- [Given task] Repeat the records below exactly as they appear.

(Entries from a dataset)

------------------------------

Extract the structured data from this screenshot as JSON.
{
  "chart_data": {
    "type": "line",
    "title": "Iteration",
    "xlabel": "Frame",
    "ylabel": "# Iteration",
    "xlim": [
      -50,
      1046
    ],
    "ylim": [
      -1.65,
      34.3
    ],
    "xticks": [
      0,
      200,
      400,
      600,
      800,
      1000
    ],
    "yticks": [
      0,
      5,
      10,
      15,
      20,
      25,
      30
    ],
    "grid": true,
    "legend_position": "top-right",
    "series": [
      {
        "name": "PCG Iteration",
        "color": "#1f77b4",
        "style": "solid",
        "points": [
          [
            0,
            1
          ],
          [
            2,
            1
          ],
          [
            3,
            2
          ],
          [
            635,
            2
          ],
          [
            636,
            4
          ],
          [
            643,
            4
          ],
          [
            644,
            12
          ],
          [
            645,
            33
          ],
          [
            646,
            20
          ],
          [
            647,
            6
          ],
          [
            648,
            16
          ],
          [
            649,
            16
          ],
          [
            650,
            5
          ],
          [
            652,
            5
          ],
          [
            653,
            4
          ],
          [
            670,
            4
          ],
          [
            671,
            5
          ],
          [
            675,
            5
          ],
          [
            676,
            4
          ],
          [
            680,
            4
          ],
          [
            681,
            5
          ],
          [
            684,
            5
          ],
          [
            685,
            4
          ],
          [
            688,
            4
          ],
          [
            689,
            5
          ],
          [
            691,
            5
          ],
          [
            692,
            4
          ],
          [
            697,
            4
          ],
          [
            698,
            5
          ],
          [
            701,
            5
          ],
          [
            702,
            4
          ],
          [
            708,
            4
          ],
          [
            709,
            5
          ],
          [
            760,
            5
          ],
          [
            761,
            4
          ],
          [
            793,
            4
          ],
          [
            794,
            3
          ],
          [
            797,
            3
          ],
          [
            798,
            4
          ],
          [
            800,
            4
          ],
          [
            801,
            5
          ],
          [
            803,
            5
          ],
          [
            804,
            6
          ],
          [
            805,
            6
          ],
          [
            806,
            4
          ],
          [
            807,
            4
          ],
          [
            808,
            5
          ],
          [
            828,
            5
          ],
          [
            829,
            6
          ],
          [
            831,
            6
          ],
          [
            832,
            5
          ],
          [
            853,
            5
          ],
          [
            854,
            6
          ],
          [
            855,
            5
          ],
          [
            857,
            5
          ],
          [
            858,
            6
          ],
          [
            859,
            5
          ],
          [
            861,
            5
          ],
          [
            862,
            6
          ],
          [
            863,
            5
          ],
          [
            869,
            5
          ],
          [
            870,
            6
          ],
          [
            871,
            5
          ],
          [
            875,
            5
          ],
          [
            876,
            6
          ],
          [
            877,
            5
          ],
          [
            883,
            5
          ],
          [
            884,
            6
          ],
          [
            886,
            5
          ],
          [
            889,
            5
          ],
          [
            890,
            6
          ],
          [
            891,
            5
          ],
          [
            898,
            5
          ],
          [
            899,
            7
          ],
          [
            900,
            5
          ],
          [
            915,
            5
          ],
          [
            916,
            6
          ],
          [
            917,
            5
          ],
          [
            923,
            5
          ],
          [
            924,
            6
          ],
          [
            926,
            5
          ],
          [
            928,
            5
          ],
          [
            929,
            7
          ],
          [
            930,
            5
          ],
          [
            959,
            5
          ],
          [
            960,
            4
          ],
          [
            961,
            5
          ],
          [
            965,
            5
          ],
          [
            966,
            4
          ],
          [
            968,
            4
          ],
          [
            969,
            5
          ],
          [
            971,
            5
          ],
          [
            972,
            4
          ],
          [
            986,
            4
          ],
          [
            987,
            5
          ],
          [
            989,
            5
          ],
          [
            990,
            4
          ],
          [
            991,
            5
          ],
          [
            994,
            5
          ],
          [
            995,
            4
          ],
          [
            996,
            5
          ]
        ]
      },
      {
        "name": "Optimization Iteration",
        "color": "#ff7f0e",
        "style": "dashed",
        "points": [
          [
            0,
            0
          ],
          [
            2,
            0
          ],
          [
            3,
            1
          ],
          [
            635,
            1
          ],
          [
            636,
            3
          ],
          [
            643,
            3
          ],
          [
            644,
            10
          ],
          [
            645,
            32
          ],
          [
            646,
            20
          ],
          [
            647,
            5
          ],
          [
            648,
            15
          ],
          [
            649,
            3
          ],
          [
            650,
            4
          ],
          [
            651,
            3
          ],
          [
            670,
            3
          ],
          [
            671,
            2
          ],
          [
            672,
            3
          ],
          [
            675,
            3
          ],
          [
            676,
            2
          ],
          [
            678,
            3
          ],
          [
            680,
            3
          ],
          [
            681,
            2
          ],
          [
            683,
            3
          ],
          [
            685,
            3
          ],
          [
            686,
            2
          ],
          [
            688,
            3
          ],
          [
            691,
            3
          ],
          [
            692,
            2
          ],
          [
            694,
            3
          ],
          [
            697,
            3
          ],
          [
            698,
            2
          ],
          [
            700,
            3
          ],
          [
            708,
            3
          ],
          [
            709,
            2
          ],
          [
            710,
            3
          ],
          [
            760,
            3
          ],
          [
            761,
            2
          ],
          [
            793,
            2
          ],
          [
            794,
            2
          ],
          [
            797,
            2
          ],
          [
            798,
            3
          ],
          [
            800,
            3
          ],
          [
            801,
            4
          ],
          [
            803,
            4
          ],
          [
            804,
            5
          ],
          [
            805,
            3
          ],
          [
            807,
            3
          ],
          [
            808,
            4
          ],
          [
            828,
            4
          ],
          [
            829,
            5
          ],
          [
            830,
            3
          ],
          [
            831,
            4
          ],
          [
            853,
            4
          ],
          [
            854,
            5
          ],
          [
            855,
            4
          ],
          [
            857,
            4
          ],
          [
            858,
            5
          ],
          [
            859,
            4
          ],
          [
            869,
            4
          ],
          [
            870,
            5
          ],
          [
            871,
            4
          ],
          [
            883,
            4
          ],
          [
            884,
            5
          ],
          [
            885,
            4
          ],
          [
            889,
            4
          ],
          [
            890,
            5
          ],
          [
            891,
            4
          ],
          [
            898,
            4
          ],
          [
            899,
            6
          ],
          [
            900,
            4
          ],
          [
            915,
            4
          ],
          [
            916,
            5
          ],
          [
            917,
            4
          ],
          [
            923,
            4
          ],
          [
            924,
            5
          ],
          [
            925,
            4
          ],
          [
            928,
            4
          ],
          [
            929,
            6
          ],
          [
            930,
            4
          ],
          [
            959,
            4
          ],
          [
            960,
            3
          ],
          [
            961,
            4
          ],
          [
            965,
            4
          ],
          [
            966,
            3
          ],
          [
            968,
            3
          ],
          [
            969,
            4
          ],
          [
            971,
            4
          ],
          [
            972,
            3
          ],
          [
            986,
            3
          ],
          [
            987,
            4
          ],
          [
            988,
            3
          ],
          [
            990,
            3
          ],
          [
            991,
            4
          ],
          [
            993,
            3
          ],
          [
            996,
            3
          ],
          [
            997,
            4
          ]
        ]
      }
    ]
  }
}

------------------------------

- [Finished exercise]
Extract the structured data from this screenshot as JSON.
{
  "chart_data": {
    "type": "line",
    "title": "Iteration",
    "xlabel": "Frame",
    "ylabel": "# Iteration",
    "xlim": [
      -50,
      1046
    ],
    "ylim": [
      -1.65,
      34.3
    ],
    "xticks": [
      0,
      200,
      400,
      600,
      800,
      1000
    ],
    "yticks": [
      0,
      5,
      10,
      15,
      20,
      25,
      30
    ],
    "grid": true,
    "legend_position": "top-right",
    "series": [
      {
        "name": "PCG Iteration",
        "color": "#1f77b4",
        "style": "solid",
        "points": [
          [
            0,
            1
          ],
          [
            2,
            1
          ],
          [
            3,
            2
          ],
          [
            635,
            2
          ],
          [
            636,
            4
          ],
          [
            643,
            4
          ],
          [
            644,
            12
          ],
          [
            645,
            33
          ],
          [
            646,
            20
          ],
          [
            647,
            6
          ],
          [
            648,
            16
          ],
          [
            649,
            16
          ],
          [
            650,
            5
          ],
          [
            652,
            5
          ],
          [
            653,
            4
          ],
          [
            670,
            4
          ],
          [
            671,
            5
          ],
          [
            675,
            5
          ],
          [
            676,
            4
          ],
          [
            680,
            4
          ],
          [
            681,
            5
          ],
          [
            684,
            5
          ],
          [
            685,
            4
          ],
          [
            688,
            4
          ],
          [
            689,
            5
          ],
          [
            691,
            5
          ],
          [
            692,
            4
          ],
          [
            697,
            4
          ],
          [
            698,
            5
          ],
          [
            701,
            5
          ],
          [
            702,
            4
          ],
          [
            708,
            4
          ],
          [
            709,
            5
          ],
          [
            760,
            5
          ],
          [
            761,
            4
          ],
          [
            793,
            4
          ],
          [
            794,
            3
          ],
          [
            797,
            3
          ],
          [
            798,
            4
          ],
          [
            800,
            4
          ],
          [
            801,
            5
          ],
          [
            803,
            5
          ],
          [
            804,
            6
          ],
          [
            805,
            6
          ],
          [
            806,
            4
          ],
          [
            807,
            4
          ],
          [
            808,
            5
          ],
          [
            828,
            5
          ],
          [
            829,
            6
          ],
          [
            831,
            6
          ],
          [
            832,
            5
          ],
          [
            853,
            5
          ],
          [
            854,
            6
          ],
          [
            855,
            5
          ],
          [
            857,
            5
          ],
          [
            858,
            6
          ],
          [
            859,
            5
          ],
          [
            861,
            5
          ],
          [
            862,
            6
          ],
          [
            863,
            5
          ],
          [
            869,
            5
          ],
          [
            870,
            6
          ],
          [
            871,
            5
          ],
          [
            875,
            5
          ],
          [
            876,
            6
          ],
          [
            877,
            5
          ],
          [
            883,
            5
          ],
          [
            884,
            6
          ],
          [
            886,
            5
          ],
          [
            889,
            5
          ],
          [
            890,
            6
          ],
          [
            891,
            5
          ],
          [
            898,
            5
          ],
          [
            899,
            7
          ],
          [
            900,
            5
          ],
          [
            915,
            5
          ],
          [
            916,
            6
          ],
          [
            917,
            5
          ],
          [
            923,
            5
          ],
          [
            924,
            6
          ],
          [
            926,
            5
          ],
          [
            928,
            5
          ],
          [
            929,
            7
          ],
          [
            930,
            5
          ],
          [
            959,
            5
          ],
          [
            960,
            4
          ],
          [
            961,
            5
          ],
          [
            965,
            5
          ],
          [
            966,
            4
          ],
          [
            968,
            4
          ],
          [
            969,
            5
          ],
          [
            971,
            5
          ],
          [
            972,
            4
          ],
          [
            986,
            4
          ],
          [
            987,
            5
          ],
          [
            989,
            5
          ],
          [
            990,
            4
          ],
          [
            991,
            5
          ],
          [
            994,
            5
          ],
          [
            995,
            4
          ],
          [
            996,
            5
          ]
        ]
      },
      {
        "name": "Optimization Iteration",
        "color": "#ff7f0e",
        "style": "dashed",
        "points": [
          [
            0,
            0
          ],
          [
            2,
            0
          ],
          [
            3,
            1
          ],
          [
            635,
            1
          ],
          [
            636,
            3
          ],
          [
            643,
            3
          ],
          [
            644,
            10
          ],
          [
            645,
            32
          ],
          [
            646,
            20
          ],
          [
            647,
            5
          ],
          [
            648,
            15
          ],
          [
            649,
            3
          ],
          [
            650,
            4
          ],
          [
            651,
            3
          ],
          [
            670,
            3
          ],
          [
            671,
            2
          ],
          [
            672,
            3
          ],
          [
            675,
            3
          ],
          [
            676,
            2
          ],
          [
            678,
            3
          ],
          [
            680,
            3
          ],
          [
            681,
            2
          ],
          [
            683,
            3
          ],
          [
            685,
            3
          ],
          [
            686,
            2
          ],
          [
            688,
            3
          ],
          [
            691,
            3
          ],
          [
            692,
            2
          ],
          [
            694,
            3
          ],
          [
            697,
            3
          ],
          [
            698,
            2
          ],
          [
            700,
            3
          ],
          [
            708,
            3
          ],
          [
            709,
            2
          ],
          [
            710,
            3
          ],
          [
            760,
            3
          ],
          [
            761,
            2
          ],
          [
            793,
            2
          ],
          [
            794,
            2
          ],
          [
            797,
            2
          ],
          [
            798,
            3
          ],
          [
            800,
            3
          ],
          [
            801,
            4
          ],
          [
            803,
            4
          ],
          [
            804,
            5
          ],
          [
            805,
            3
          ],
          [
            807,
            3
          ],
          [
            808,
            4
          ],
          [
            828,
            4
          ],
          [
            829,
            5
          ],
          [
            830,
            3
          ],
          [
            831,
            4
          ],
          [
            853,
            4
          ],
          [
            854,
            5
          ],
          [
            855,
            4
          ],
          [
            857,
            4
          ],
          [
            858,
            5
          ],
          [
            859,
            4
          ],
          [
            869,
            4
          ],
          [
            870,
            5
          ],
          [
            871,
            4
          ],
          [
            883,
            4
          ],
          [
            884,
            5
          ],
          [
            885,
            4
          ],
          [
            889,
            4
          ],
          [
            890,
            5
          ],
          [
            891,
            4
          ],
          [
            898,
            4
          ],
          [
            899,
            6
          ],
          [
            900,
            4
          ],
          [
            915,
            4
          ],
          [
            916,
            5
          ],
          [
            917,
            4
          ],
          [
            923,
            4
          ],
          [
            924,
            5
          ],
          [
            925,
            4
          ],
          [
            928,
            4
          ],
          [
            929,
            6
          ],
          [
            930,
            4
          ],
          [
            959,
            4
          ],
          [
            960,
            3
          ],
          [
            961,
            4
          ],
          [
            965,
            4
          ],
          [
            966,
            3
          ],
          [
            968,
            3
          ],
          [
            969,
            4
          ],
          [
            971,
            4
          ],
          [
            972,
            3
          ],
          [
            986,
            3
          ],
          [
            987,
            4
          ],
          [
            988,
            3
          ],
          [
            990,
            3
          ],
          [
            991,
            4
          ],
          [
            993,
            3
          ],
          [
            996,
            3
          ],
          [
            997,
            4
          ]
        ]
      }
    ]
  }
}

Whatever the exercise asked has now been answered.